WORK TO DO:
The entries below need to be written out exactly, with no pictures included.
* Start PROVIDED DATA *
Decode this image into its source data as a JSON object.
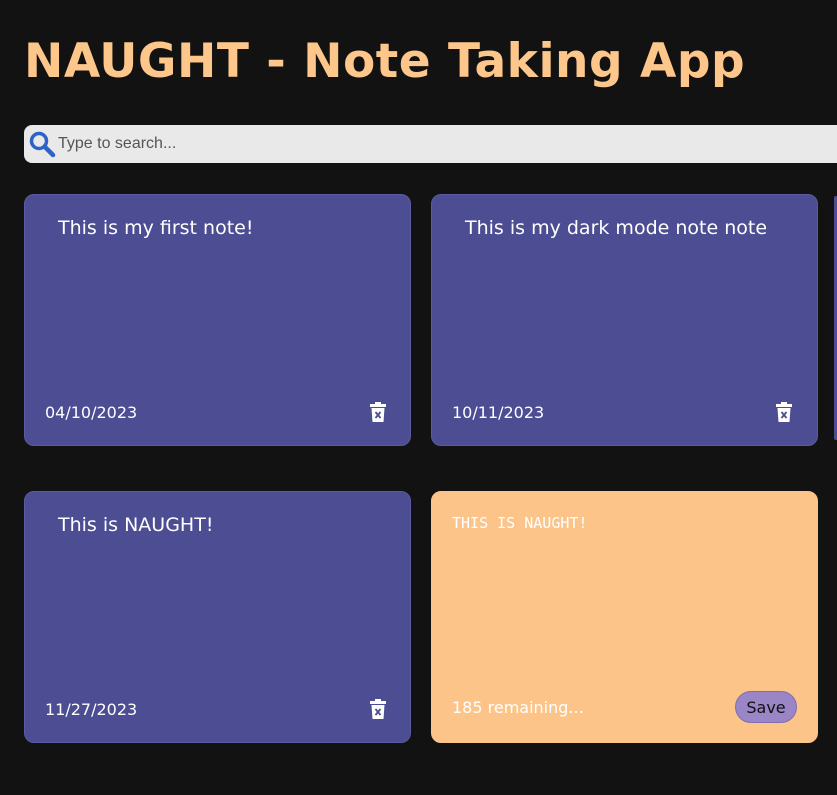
{
  "app": {
    "title": "NAUGHT - Note Taking App"
  },
  "search": {
    "placeholder": "Type to search...",
    "value": "",
    "icon": "search-icon"
  },
  "colors": {
    "background": "#121212",
    "title": "#fdc68a",
    "note": "#4c4d93",
    "new_note": "#fdc489",
    "save_button": "#9a85c6",
    "search_icon": "#2d62c9"
  },
  "notes": [
    {
      "text": "This is my first note!",
      "date": "04/10/2023",
      "delete_icon": "trash-icon"
    },
    {
      "text": "This is my dark mode note note",
      "date": "10/11/2023",
      "delete_icon": "trash-icon"
    },
    {
      "text": "This is NAUGHT!",
      "date": "11/27/2023",
      "delete_icon": "trash-icon"
    }
  ],
  "new_note": {
    "value": "THIS IS NAUGHT!",
    "remaining_label": "185 remaining...",
    "save_label": "Save"
  }
}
* End PROVIDED DATA *
OUTPUT FOR THIS EXERCISE:
Decode this image into its source data as a JSON object.
{
  "app": {
    "title": "NAUGHT - Note Taking App"
  },
  "search": {
    "placeholder": "Type to search...",
    "value": "",
    "icon": "search-icon"
  },
  "colors": {
    "background": "#121212",
    "title": "#fdc68a",
    "note": "#4c4d93",
    "new_note": "#fdc489",
    "save_button": "#9a85c6",
    "search_icon": "#2d62c9"
  },
  "notes": [
    {
      "text": "This is my first note!",
      "date": "04/10/2023",
      "delete_icon": "trash-icon"
    },
    {
      "text": "This is my dark mode note note",
      "date": "10/11/2023",
      "delete_icon": "trash-icon"
    },
    {
      "text": "This is NAUGHT!",
      "date": "11/27/2023",
      "delete_icon": "trash-icon"
    }
  ],
  "new_note": {
    "value": "THIS IS NAUGHT!",
    "remaining_label": "185 remaining...",
    "save_label": "Save"
  }
}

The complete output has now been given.